▸ Request A
According to the passage on MOOC learners' learning status, why do the authors conclude that most MOOC learners prefer to keep a continuous learning status? Answer in one to three sentences.
▸ Request B
Write a continuation of the passage on MOOC learners' learning status, beginning after its final sentence.

═════ Supplied passage

We measured the learning behavior patterns of learners during the first 30 days. We use a vector to represent the learner’s learning status in the first 30 days, \(LS =(LS_1, LS_2, \cdots , LS_i, \cdots , LS_{30})\), where \(LS_i\) represents the learning status of the learner on the ith day.

The vector representation of each learner’s learning status can be divided into several learning status subsegments. For example, if a learner’s learning status of [T, T, T, F, F, T, T, F, F, F, F, T, T, T, T, F, T, F, T, F, F, T, F, T, T, T, F, T, F, T], can be divided into [T, T], [T, F, F, T, T, F], [F, F], [F, T, T, T, T, F], [T], [F, T], [F, F, T, F, T], [T, T], [F], [T, F, T]. Among them, only one day’s learning status subsegment is recorded as a discontinuous learning status subsegment, and multiple days of learning status is recorded as continuous learning status. The segmented learning status is valid in one day or several consecutive days.

For different learner-courses, we define three cases of learning status segments:

Definition 2

If \(A < B\), it is recorded as less than the count, if \(A = B\), it is recorded as equal to the count, if \(A > B\), it is recorded as more than the count, where A represents the number of continuous learning status segments, and B represents the number of discontinuous learning status segments.

We counted the cases in the above three cases, as shown in Fig. 1. Yellow represents the retained learners, blue represents the dropout learners. The horizontal axis represents the three cases, and the vertical axis represents the learner-course data statistics. It can be seen from Fig. 1 that the continuous learning status segment of most learners is larger than the discontinuous learning status segment, which also exists in the retained and dropout learners. Therefore, we believe that most MOOC learners prefer to keep continuous learning status.

Fig. 1
figure 1

Statistics of the learning status segments

The above content describes the two situations of learning state and analyzes the local correlation of learning behaviors. Next, we define the transformation of learning:

Definition 3

If the learning status of the second day is the same as that of the first day, it is recorded as the same status transfer. If the learning status of the second day is different from that of the first day, it is recorded as a different status transformation.

We have calculated the learning status transition, as shown in Tables 1 and 2. From Tables 1 and 2, we find that the probability that the learning status of the second day is the same as that of the first day is very large. Therefore, learners tend to maintain the same learning status and behavior in the adjacent time.

══════════
═════ Given data

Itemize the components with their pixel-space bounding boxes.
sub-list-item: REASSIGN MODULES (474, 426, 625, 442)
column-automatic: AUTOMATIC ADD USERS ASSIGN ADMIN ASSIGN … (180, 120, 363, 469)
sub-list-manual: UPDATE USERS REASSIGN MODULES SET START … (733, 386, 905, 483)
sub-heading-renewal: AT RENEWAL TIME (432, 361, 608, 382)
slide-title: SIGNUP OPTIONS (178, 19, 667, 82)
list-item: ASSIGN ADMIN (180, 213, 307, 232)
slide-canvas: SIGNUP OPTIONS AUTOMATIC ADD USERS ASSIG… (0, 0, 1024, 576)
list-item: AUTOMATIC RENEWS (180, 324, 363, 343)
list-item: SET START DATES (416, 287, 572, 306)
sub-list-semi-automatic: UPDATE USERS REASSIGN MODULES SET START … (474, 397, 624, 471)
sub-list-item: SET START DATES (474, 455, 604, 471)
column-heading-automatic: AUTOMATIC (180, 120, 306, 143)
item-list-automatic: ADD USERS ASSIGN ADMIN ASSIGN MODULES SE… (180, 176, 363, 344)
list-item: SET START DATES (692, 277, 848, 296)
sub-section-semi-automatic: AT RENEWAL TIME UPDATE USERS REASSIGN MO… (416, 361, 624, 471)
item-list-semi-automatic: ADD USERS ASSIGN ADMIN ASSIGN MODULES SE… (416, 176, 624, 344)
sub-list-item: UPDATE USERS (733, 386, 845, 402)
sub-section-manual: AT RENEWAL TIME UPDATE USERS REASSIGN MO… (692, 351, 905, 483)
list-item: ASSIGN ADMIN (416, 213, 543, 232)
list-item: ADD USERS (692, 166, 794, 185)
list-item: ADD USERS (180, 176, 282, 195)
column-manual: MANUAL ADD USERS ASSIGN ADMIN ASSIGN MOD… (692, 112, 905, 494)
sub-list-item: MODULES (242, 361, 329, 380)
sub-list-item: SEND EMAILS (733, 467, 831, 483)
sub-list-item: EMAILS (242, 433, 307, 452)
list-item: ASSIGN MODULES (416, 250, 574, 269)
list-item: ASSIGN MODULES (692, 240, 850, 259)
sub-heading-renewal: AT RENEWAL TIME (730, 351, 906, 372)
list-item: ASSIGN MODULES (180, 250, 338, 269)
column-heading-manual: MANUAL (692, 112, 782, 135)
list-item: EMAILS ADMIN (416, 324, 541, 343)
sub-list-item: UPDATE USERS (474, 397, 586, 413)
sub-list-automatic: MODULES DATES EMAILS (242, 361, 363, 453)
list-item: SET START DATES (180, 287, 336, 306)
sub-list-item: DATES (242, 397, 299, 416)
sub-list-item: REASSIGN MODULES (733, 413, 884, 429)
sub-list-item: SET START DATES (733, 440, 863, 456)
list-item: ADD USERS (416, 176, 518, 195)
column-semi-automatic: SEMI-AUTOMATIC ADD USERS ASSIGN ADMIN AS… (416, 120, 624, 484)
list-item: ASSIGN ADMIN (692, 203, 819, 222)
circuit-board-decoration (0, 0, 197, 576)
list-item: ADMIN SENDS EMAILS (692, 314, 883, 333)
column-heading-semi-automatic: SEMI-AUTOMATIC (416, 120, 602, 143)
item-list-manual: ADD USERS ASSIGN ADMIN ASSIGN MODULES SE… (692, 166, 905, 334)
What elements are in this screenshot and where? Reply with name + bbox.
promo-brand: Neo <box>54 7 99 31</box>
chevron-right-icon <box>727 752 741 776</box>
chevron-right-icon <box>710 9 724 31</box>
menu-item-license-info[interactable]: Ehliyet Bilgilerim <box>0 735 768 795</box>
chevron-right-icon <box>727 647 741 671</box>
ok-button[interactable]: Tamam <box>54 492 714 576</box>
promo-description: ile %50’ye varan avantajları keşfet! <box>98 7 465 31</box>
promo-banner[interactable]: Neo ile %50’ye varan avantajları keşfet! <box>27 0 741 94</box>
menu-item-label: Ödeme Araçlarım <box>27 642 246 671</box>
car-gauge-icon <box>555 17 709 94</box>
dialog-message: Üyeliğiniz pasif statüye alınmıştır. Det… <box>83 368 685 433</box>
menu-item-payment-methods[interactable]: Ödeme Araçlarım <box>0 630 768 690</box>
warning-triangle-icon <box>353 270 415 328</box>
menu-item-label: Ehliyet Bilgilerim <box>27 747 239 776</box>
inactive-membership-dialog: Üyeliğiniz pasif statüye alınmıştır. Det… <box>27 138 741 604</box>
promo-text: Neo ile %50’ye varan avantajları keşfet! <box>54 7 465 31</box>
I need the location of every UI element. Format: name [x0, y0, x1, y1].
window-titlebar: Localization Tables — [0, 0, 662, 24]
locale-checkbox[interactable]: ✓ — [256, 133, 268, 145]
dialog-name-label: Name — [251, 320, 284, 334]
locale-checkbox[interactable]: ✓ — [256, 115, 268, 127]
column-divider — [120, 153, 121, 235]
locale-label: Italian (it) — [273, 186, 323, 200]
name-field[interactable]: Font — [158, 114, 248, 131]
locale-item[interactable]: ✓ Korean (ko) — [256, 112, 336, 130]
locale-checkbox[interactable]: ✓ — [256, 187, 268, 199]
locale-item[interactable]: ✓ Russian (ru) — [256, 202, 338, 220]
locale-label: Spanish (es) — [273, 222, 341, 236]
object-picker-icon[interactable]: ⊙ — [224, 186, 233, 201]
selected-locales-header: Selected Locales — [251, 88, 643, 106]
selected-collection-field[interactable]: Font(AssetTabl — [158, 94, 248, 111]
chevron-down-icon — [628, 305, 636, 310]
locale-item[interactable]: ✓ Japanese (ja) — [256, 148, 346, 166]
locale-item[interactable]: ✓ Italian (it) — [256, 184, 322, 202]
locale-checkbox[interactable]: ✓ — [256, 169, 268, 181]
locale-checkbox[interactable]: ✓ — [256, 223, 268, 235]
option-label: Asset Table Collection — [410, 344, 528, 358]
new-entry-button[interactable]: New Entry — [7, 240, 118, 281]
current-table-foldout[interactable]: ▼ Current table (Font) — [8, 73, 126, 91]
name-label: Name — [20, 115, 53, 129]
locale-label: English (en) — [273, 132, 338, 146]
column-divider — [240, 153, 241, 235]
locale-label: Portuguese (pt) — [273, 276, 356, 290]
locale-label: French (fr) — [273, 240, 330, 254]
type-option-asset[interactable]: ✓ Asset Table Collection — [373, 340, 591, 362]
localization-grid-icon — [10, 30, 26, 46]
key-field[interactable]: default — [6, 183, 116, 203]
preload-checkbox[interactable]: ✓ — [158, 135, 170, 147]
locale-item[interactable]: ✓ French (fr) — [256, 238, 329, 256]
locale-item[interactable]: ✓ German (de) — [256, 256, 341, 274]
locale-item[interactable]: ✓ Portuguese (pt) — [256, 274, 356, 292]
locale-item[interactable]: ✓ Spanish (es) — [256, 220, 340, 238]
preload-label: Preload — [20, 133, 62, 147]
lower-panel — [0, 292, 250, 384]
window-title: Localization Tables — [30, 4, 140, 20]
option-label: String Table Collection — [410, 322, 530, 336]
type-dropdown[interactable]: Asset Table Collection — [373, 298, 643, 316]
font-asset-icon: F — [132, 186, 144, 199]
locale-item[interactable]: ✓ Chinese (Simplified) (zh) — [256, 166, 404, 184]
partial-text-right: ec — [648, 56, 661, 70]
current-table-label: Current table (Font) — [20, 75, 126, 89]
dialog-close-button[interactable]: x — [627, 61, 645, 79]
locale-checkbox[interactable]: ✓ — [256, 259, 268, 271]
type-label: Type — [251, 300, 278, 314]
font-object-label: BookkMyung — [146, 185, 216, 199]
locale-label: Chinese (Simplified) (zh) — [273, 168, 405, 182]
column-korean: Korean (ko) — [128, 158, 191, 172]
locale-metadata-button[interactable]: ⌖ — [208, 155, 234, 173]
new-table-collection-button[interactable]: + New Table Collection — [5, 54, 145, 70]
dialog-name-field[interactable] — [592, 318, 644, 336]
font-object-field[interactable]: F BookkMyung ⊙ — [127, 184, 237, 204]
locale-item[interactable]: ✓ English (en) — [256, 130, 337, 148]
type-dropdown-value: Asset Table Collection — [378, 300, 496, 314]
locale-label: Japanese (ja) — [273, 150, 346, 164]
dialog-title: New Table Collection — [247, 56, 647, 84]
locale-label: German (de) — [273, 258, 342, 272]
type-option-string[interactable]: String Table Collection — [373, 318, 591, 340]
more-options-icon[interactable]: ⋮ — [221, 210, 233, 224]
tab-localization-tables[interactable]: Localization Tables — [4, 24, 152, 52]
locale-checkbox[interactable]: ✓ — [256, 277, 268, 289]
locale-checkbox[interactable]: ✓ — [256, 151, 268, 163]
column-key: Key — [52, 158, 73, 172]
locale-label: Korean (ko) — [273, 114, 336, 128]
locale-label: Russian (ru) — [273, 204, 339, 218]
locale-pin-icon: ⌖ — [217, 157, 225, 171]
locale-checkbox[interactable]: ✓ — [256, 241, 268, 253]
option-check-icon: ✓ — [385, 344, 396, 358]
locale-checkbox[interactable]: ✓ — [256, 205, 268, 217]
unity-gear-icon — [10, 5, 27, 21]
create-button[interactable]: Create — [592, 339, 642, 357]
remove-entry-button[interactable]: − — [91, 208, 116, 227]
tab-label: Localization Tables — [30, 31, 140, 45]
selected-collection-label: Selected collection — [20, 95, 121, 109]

══════════

▸ Exercise response A
Fig. 1 shows that for most learners the number of continuous learning status segments is larger than the number of discontinuous ones. This holds for both retained and dropout learners.

▸ Exercise response B
Through the above statistics and analysis, we find that learners’ learning behaviors in consecutive days exhibit strong correlation, indicating that learners’ behaviors are locally correlated. However, in the real world, learners are affected by various external factors, which often affect their learning behavior for several consecutive days.

Table 1 Statistics transition for dropout learner
Table 2 Statistics transition for retained learner

3.2 Regional Covariance Characteristic Matrix of Lie Groups

In the previous section, we found the local correlations of learning behaviors. Therefore, we directly extract the daily learning behavior records of learners, which has the advantage of being more intuitive. We extracted seven types of behavior features from the clickstream logs, as shown in Table 3. Dropout prediction is a binary classification problem. Specifically, each D(L, T) represents the data sample and its label. If the learner drops out from the course, it is labeled as False (F), otherwise it is labeled as True (T).

Firstly, we map the data samples onto the Lie Group manifold space to obtain the Lie Group samples.

$$\begin{aligned} M_{ij}=log(L_{ij}) \end{aligned}$$
(1)

where \(L_{ij}\) represents the statistical number of the jth learning behavior on the ith day for a learner, and \(M_{ij}\) represents the statistical number of the jth learning behavior of a learner on the manifold space of a Lie Group [23].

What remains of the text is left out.